# Short exercise:
Copy every line of the records below verbatim, leaving out the pictures.

# Extracted entries:

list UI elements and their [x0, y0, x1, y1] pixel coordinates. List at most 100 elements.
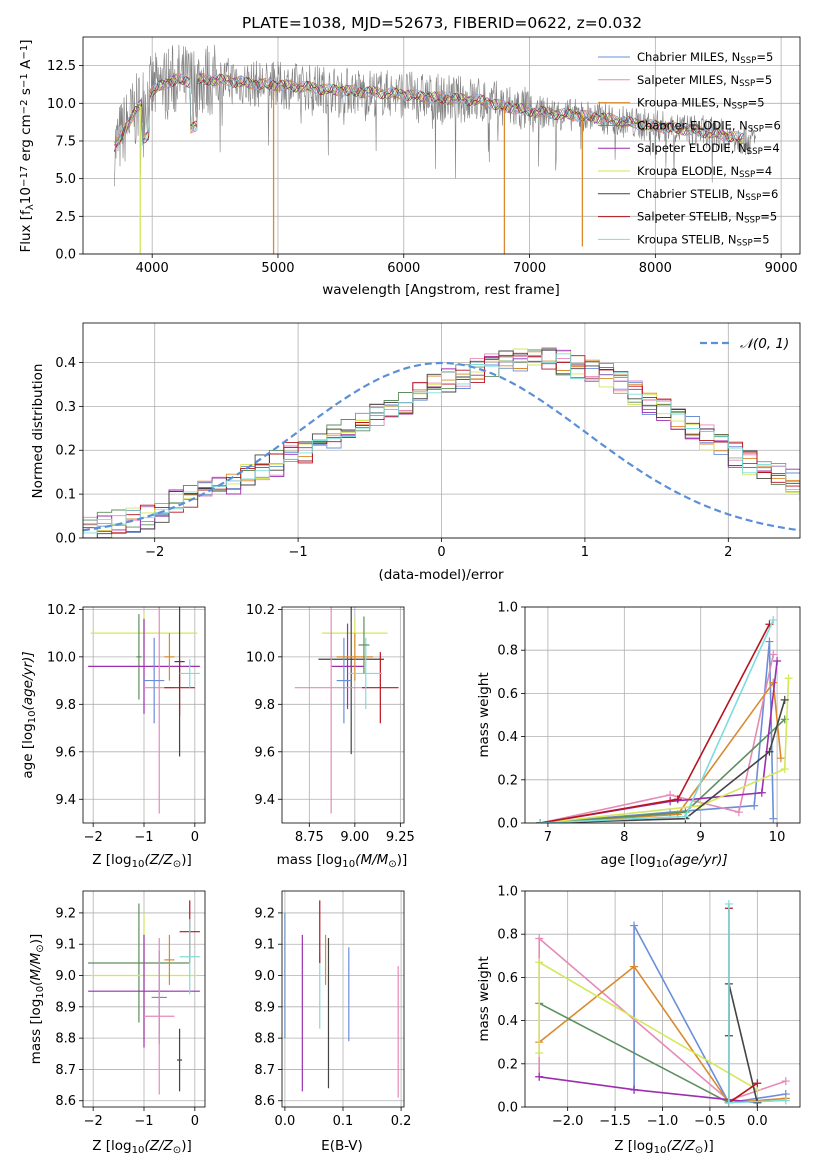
weight-point [535, 958, 544, 967]
y-tick-label: 0.6 [497, 971, 518, 986]
plot-area [535, 899, 790, 1107]
gaussian-curve [83, 361, 800, 532]
x-tick-label: −2.0 [552, 1114, 584, 1129]
legend-entry: Chabrier MILES, NSSP=5 [637, 50, 773, 66]
y-tick-label: 0.8 [497, 928, 518, 943]
y-tick-label: 9.1 [254, 938, 275, 953]
x-tick-label: 6000 [387, 261, 420, 276]
legend-entry: Salpeter MILES, NSSP=5 [637, 73, 772, 89]
plot-area [88, 900, 200, 1095]
y-axis-label: mass [log10(M/M⊙)] [28, 934, 46, 1065]
axes-frame [82, 36, 801, 255]
x-tick-label: −2 [84, 1114, 103, 1129]
y-tick-label: 0.0 [497, 817, 518, 832]
y-tick-label: 9.0 [55, 969, 76, 984]
plot-area [536, 615, 793, 823]
legend-top: Chabrier MILES, NSSP=5 Salpeter MILES, NS… [598, 50, 781, 249]
panel-age-vs-mass: 8.75 9.00 9.25 9.4 9.6 9.8 10.0 10.2 [246, 603, 415, 845]
x-tick-label: 0 [191, 830, 199, 845]
panel-mass-weight-vs-age: 7 8 9 10 0.0 0.2 0.4 0.6 0.8 1.0 [497, 601, 801, 845]
hist-step-kroupa-stelib [83, 353, 800, 534]
x-tick-label: 0.0 [275, 1114, 296, 1129]
figure-title: PLATE=1038, MJD=52673, FIBERID=0622, z=0… [242, 14, 642, 32]
weight-line-kroupa-elodie [540, 678, 790, 823]
weight-point [780, 695, 789, 704]
x-tick-label: 9.00 [340, 830, 369, 845]
model-line-kroupa-stelib [114, 74, 744, 151]
x-tick-label: 9 [697, 830, 705, 845]
weight-point [673, 795, 682, 804]
y-tick-label: 0.1 [55, 488, 76, 503]
y-tick-label: 10.0 [47, 97, 76, 112]
x-tick-label: −1.5 [599, 1114, 631, 1129]
weight-point [753, 1098, 762, 1107]
axes-frame [82, 606, 206, 824]
weight-line-chabrier-elodie [538, 1002, 730, 1104]
x-axis-label: wavelength [Angstrom, rest frame] [322, 282, 560, 298]
y-tick-label: 0.2 [497, 773, 518, 788]
legend-entry: Kroupa STELIB, NSSP=5 [637, 232, 770, 248]
x-axis-label: age [log10(age/yr)] [600, 852, 727, 870]
y-tick-label: 10.2 [246, 603, 275, 618]
x-tick-label: −1.0 [647, 1114, 679, 1129]
y-axis-label: mass weight [476, 672, 492, 757]
weight-point [536, 819, 545, 823]
y-tick-label: 10.2 [47, 603, 76, 618]
weight-point [773, 657, 782, 665]
y-tick-label: 9.4 [55, 793, 76, 808]
y-tick-label: 10.0 [47, 650, 76, 665]
hist-step-chabrier-miles [83, 347, 800, 538]
y-tick-label: 7.5 [55, 134, 76, 149]
axes-frame [82, 890, 206, 1108]
weight-point [765, 747, 774, 756]
axis-ticks: −2 −1 0 9.4 9.6 9.8 10.0 10.2 [47, 603, 199, 845]
x-axis-label: mass [log10(M/M⊙)] [277, 852, 408, 870]
y-tick-label: 9.6 [55, 745, 76, 760]
weight-line-salpeter-stelib [728, 908, 758, 1105]
x-tick-label: −2 [145, 545, 164, 560]
legend-entry: 𝒩(0, 1) [740, 336, 789, 352]
axes-frame [524, 606, 801, 824]
axis-ticks: 8.75 9.00 9.25 9.4 9.6 9.8 10.0 10.2 [246, 603, 415, 845]
x-axis-label: E(B-V) [321, 1138, 363, 1154]
x-axis-label: (data-model)/error [378, 567, 504, 583]
axes-frame [281, 890, 405, 1108]
legend-entry: Kroupa MILES, NSSP=5 [637, 96, 765, 112]
y-tick-label: 0.4 [55, 356, 76, 371]
x-tick-label: 0.2 [391, 1114, 412, 1129]
y-axis-label: Normed distribution [30, 364, 46, 499]
weight-point [784, 674, 793, 683]
y-axis-label: Flux [fλ10−17 erg cm−2 s−1 A−1] [18, 39, 36, 252]
y-tick-label: 0.0 [497, 1101, 518, 1116]
plot-area [114, 44, 757, 254]
weight-line-chabrier-stelib [540, 699, 786, 823]
x-tick-label: 1 [581, 545, 589, 560]
grid [525, 606, 800, 824]
weight-point [535, 1072, 544, 1081]
weight-point [769, 678, 778, 687]
y-tick-label: 9.8 [254, 698, 275, 713]
x-tick-label: 9000 [765, 261, 798, 276]
x-tick-label: −0.5 [694, 1114, 726, 1129]
axes-frame [281, 606, 405, 824]
y-tick-label: 1.0 [497, 601, 518, 616]
legend-entry: Chabrier STELIB, NSSP=6 [637, 187, 778, 203]
plot-area [294, 607, 399, 814]
weight-point [776, 754, 785, 763]
x-tick-label: −1 [134, 1114, 153, 1129]
x-tick-label: 0.0 [747, 1114, 768, 1129]
grid [282, 607, 404, 823]
weight-line-kroupa-miles [540, 680, 782, 823]
y-tick-label: 0.4 [497, 1014, 518, 1029]
hist-step-kroupa-miles [83, 351, 800, 538]
panel-age-vs-z: −2 −1 0 9.4 9.6 9.8 10.0 10.2 [47, 603, 206, 845]
weight-point [750, 801, 759, 810]
panel-mass-vs-z: −2 −1 0 8.6 8.7 8.8 8.9 9.0 9.1 9.2 [55, 890, 206, 1129]
grid [83, 323, 800, 539]
weight-line-chabrier-miles [633, 925, 786, 1104]
y-tick-label: 9.6 [254, 745, 275, 760]
panel-residual-histogram: −2 −1 0 1 2 0.0 0.1 0.2 0.3 0.4 [55, 322, 801, 560]
plot-area [83, 347, 800, 538]
x-axis-label: Z [log10(Z/Z⊙)] [614, 1138, 714, 1156]
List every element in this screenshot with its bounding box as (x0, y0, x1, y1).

# Worked solution:
list UI elements and their [x0, y0, x1, y1] pixel coordinates. List at most 100 elements.
weight-point [535, 958, 544, 967]
y-tick-label: 0.6 [497, 971, 518, 986]
plot-area [535, 899, 790, 1107]
gaussian-curve [83, 361, 800, 532]
x-tick-label: −2.0 [552, 1114, 584, 1129]
legend-entry: Chabrier MILES, NSSP=5 [637, 50, 773, 66]
y-tick-label: 0.8 [497, 928, 518, 943]
y-tick-label: 9.1 [254, 938, 275, 953]
x-tick-label: 6000 [387, 261, 420, 276]
legend-entry: Salpeter MILES, NSSP=5 [637, 73, 772, 89]
plot-area [88, 900, 200, 1095]
y-axis-label: mass [log10(M/M⊙)] [28, 934, 46, 1065]
axes-frame [82, 36, 801, 255]
x-tick-label: −2 [84, 1114, 103, 1129]
y-tick-label: 0.0 [497, 817, 518, 832]
y-tick-label: 9.0 [55, 969, 76, 984]
plot-area [536, 615, 793, 823]
legend-top: Chabrier MILES, NSSP=5 Salpeter MILES, NS… [598, 50, 781, 249]
panel-age-vs-mass: 8.75 9.00 9.25 9.4 9.6 9.8 10.0 10.2 [246, 603, 415, 845]
x-tick-label: 0 [191, 830, 199, 845]
panel-mass-weight-vs-age: 7 8 9 10 0.0 0.2 0.4 0.6 0.8 1.0 [497, 601, 801, 845]
hist-step-kroupa-stelib [83, 353, 800, 534]
x-tick-label: 0.0 [275, 1114, 296, 1129]
figure-title: PLATE=1038, MJD=52673, FIBERID=0622, z=0… [242, 14, 642, 32]
weight-line-kroupa-elodie [540, 678, 790, 823]
weight-point [780, 695, 789, 704]
x-tick-label: 9.00 [340, 830, 369, 845]
model-line-kroupa-stelib [114, 74, 744, 151]
x-tick-label: 9 [697, 830, 705, 845]
weight-point [673, 795, 682, 804]
y-tick-label: 0.1 [55, 488, 76, 503]
y-tick-label: 10.0 [47, 97, 76, 112]
x-tick-label: −1.5 [599, 1114, 631, 1129]
weight-point [753, 1098, 762, 1107]
axes-frame [82, 606, 206, 824]
weight-line-chabrier-elodie [538, 1002, 730, 1104]
x-axis-label: wavelength [Angstrom, rest frame] [322, 282, 560, 298]
y-tick-label: 0.2 [497, 773, 518, 788]
legend-entry: Kroupa STELIB, NSSP=5 [637, 232, 770, 248]
x-axis-label: age [log10(age/yr)] [600, 852, 727, 870]
y-tick-label: 10.2 [246, 603, 275, 618]
x-tick-label: −1.0 [647, 1114, 679, 1129]
y-axis-label: mass weight [476, 672, 492, 757]
weight-point [536, 819, 545, 823]
y-tick-label: 10.2 [47, 603, 76, 618]
weight-point [773, 657, 782, 665]
y-tick-label: 9.4 [55, 793, 76, 808]
y-tick-label: 10.0 [47, 650, 76, 665]
hist-step-chabrier-miles [83, 347, 800, 538]
y-tick-label: 7.5 [55, 134, 76, 149]
axes-frame [82, 890, 206, 1108]
weight-point [765, 747, 774, 756]
axis-ticks: −2 −1 0 9.4 9.6 9.8 10.0 10.2 [47, 603, 199, 845]
x-axis-label: mass [log10(M/M⊙)] [277, 852, 408, 870]
y-tick-label: 9.6 [55, 745, 76, 760]
weight-line-salpeter-stelib [728, 908, 758, 1105]
x-tick-label: −2 [145, 545, 164, 560]
legend-entry: 𝒩(0, 1) [740, 336, 789, 352]
axes-frame [524, 606, 801, 824]
axis-ticks: 8.75 9.00 9.25 9.4 9.6 9.8 10.0 10.2 [246, 603, 415, 845]
x-axis-label: E(B-V) [321, 1138, 363, 1154]
x-axis-label: (data-model)/error [378, 567, 504, 583]
axes-frame [281, 890, 405, 1108]
legend-entry: Kroupa MILES, NSSP=5 [637, 96, 765, 112]
y-tick-label: 0.4 [55, 356, 76, 371]
x-tick-label: 0.2 [391, 1114, 412, 1129]
y-axis-label: Normed distribution [30, 364, 46, 499]
weight-point [784, 674, 793, 683]
y-axis-label: Flux [fλ10−17 erg cm−2 s−1 A−1] [18, 39, 36, 252]
y-tick-label: 0.0 [497, 1101, 518, 1116]
plot-area [114, 44, 757, 254]
weight-line-chabrier-stelib [540, 699, 786, 823]
x-tick-label: 1 [581, 545, 589, 560]
grid [525, 606, 800, 824]
weight-point [535, 1072, 544, 1081]
weight-point [769, 678, 778, 687]
y-tick-label: 9.8 [254, 698, 275, 713]
x-tick-label: 9000 [765, 261, 798, 276]
x-tick-label: −0.5 [694, 1114, 726, 1129]
axes-frame [281, 606, 405, 824]
y-tick-label: 1.0 [497, 601, 518, 616]
legend-entry: Chabrier STELIB, NSSP=6 [637, 187, 778, 203]
plot-area [294, 607, 399, 814]
weight-point [776, 754, 785, 763]
x-tick-label: −1 [134, 1114, 153, 1129]
x-tick-label: 0.0 [747, 1114, 768, 1129]
grid [282, 607, 404, 823]
weight-line-kroupa-miles [540, 680, 782, 823]
y-tick-label: 0.4 [497, 1014, 518, 1029]
hist-step-kroupa-miles [83, 351, 800, 538]
panel-age-vs-z: −2 −1 0 9.4 9.6 9.8 10.0 10.2 [47, 603, 206, 845]
weight-point [750, 801, 759, 810]
panel-mass-vs-z: −2 −1 0 8.6 8.7 8.8 8.9 9.0 9.1 9.2 [55, 890, 206, 1129]
grid [83, 323, 800, 539]
weight-line-chabrier-miles [633, 925, 786, 1104]
y-tick-label: 9.6 [254, 745, 275, 760]
panel-residual-histogram: −2 −1 0 1 2 0.0 0.1 0.2 0.3 0.4 [55, 322, 801, 560]
plot-area [83, 347, 800, 538]
x-axis-label: Z [log10(Z/Z⊙)] [614, 1138, 714, 1156]
List every element in this screenshot with its bounding box as (x0, y0, x1, y1).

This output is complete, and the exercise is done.